DIRECTIVE: Pictures in the data below are not part of the copy; transcribe everything else exactly.

RECORD EXCERPTS:
┌──

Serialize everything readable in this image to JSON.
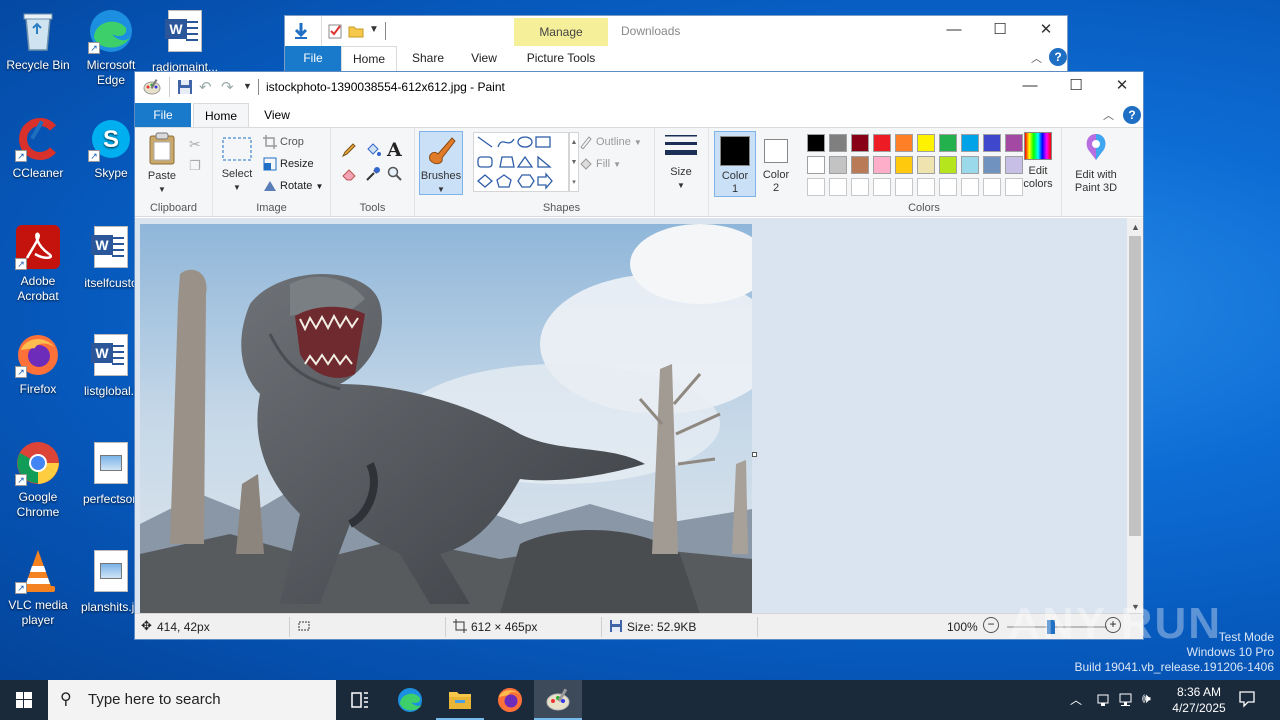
{
  "desktop": {
    "icons": [
      {
        "label": "Recycle Bin"
      },
      {
        "label": "Microsoft Edge"
      },
      {
        "label": "radiomaint..."
      },
      {
        "label": "CCleaner"
      },
      {
        "label": "Skype"
      },
      {
        "label": "Adobe Acrobat"
      },
      {
        "label": "itselfcusto"
      },
      {
        "label": "Firefox"
      },
      {
        "label": "listglobal.r"
      },
      {
        "label": "Google Chrome"
      },
      {
        "label": "perfectson"
      },
      {
        "label": "VLC media player"
      },
      {
        "label": "planshits.jp"
      }
    ]
  },
  "explorer": {
    "manage_label": "Manage",
    "title": "Downloads",
    "tabs": [
      "File",
      "Home",
      "Share",
      "View",
      "Picture Tools"
    ]
  },
  "paint": {
    "title": "istockphoto-1390038554-612x612.jpg - Paint",
    "tabs": [
      "File",
      "Home",
      "View"
    ],
    "clipboard": {
      "paste": "Paste",
      "group": "Clipboard"
    },
    "image": {
      "select": "Select",
      "crop": "Crop",
      "resize": "Resize",
      "rotate": "Rotate",
      "group": "Image"
    },
    "tools": {
      "group": "Tools"
    },
    "brushes": "Brushes",
    "shapes": {
      "outline": "Outline",
      "fill": "Fill",
      "group": "Shapes"
    },
    "size": "Size",
    "color1": {
      "label": "Color",
      "num": "1"
    },
    "color2": {
      "label": "Color",
      "num": "2"
    },
    "colors_group": "Colors",
    "edit_colors": [
      "Edit",
      "colors"
    ],
    "edit_paint3d": [
      "Edit with",
      "Paint 3D"
    ],
    "palette_row1": [
      "#000000",
      "#7f7f7f",
      "#880015",
      "#ed1c24",
      "#ff7f27",
      "#fff200",
      "#22b14c",
      "#00a2e8",
      "#3f48cc",
      "#a349a4"
    ],
    "palette_row2": [
      "#ffffff",
      "#c3c3c3",
      "#b97a57",
      "#ffaec9",
      "#ffc90e",
      "#efe4b0",
      "#b5e61d",
      "#99d9ea",
      "#7092be",
      "#c8bfe7"
    ],
    "status": {
      "cursor_pos": "414, 42px",
      "dimensions": "612 × 465px",
      "size": "Size: 52.9KB",
      "zoom": "100%"
    }
  },
  "taskbar": {
    "search_placeholder": "Type here to search",
    "time": "8:36 AM",
    "date": "4/27/2025"
  },
  "watermark": {
    "brand": "ANY RUN",
    "line1": "Test Mode",
    "line2": "Windows 10 Pro",
    "line3": "Build 19041.vb_release.191206-1406"
  }
}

└──

EXERCISE ANSWER:
Serialize everything readable in this image to JSON.
{
  "desktop": {
    "icons": [
      {
        "label": "Recycle Bin"
      },
      {
        "label": "Microsoft Edge"
      },
      {
        "label": "radiomaint..."
      },
      {
        "label": "CCleaner"
      },
      {
        "label": "Skype"
      },
      {
        "label": "Adobe Acrobat"
      },
      {
        "label": "itselfcusto"
      },
      {
        "label": "Firefox"
      },
      {
        "label": "listglobal.r"
      },
      {
        "label": "Google Chrome"
      },
      {
        "label": "perfectson"
      },
      {
        "label": "VLC media player"
      },
      {
        "label": "planshits.jp"
      }
    ]
  },
  "explorer": {
    "manage_label": "Manage",
    "title": "Downloads",
    "tabs": [
      "File",
      "Home",
      "Share",
      "View",
      "Picture Tools"
    ]
  },
  "paint": {
    "title": "istockphoto-1390038554-612x612.jpg - Paint",
    "tabs": [
      "File",
      "Home",
      "View"
    ],
    "clipboard": {
      "paste": "Paste",
      "group": "Clipboard"
    },
    "image": {
      "select": "Select",
      "crop": "Crop",
      "resize": "Resize",
      "rotate": "Rotate",
      "group": "Image"
    },
    "tools": {
      "group": "Tools"
    },
    "brushes": "Brushes",
    "shapes": {
      "outline": "Outline",
      "fill": "Fill",
      "group": "Shapes"
    },
    "size": "Size",
    "color1": {
      "label": "Color",
      "num": "1"
    },
    "color2": {
      "label": "Color",
      "num": "2"
    },
    "colors_group": "Colors",
    "edit_colors": [
      "Edit",
      "colors"
    ],
    "edit_paint3d": [
      "Edit with",
      "Paint 3D"
    ],
    "palette_row1": [
      "#000000",
      "#7f7f7f",
      "#880015",
      "#ed1c24",
      "#ff7f27",
      "#fff200",
      "#22b14c",
      "#00a2e8",
      "#3f48cc",
      "#a349a4"
    ],
    "palette_row2": [
      "#ffffff",
      "#c3c3c3",
      "#b97a57",
      "#ffaec9",
      "#ffc90e",
      "#efe4b0",
      "#b5e61d",
      "#99d9ea",
      "#7092be",
      "#c8bfe7"
    ],
    "status": {
      "cursor_pos": "414, 42px",
      "dimensions": "612 × 465px",
      "size": "Size: 52.9KB",
      "zoom": "100%"
    }
  },
  "taskbar": {
    "search_placeholder": "Type here to search",
    "time": "8:36 AM",
    "date": "4/27/2025"
  },
  "watermark": {
    "brand": "ANY RUN",
    "line1": "Test Mode",
    "line2": "Windows 10 Pro",
    "line3": "Build 19041.vb_release.191206-1406"
  }
}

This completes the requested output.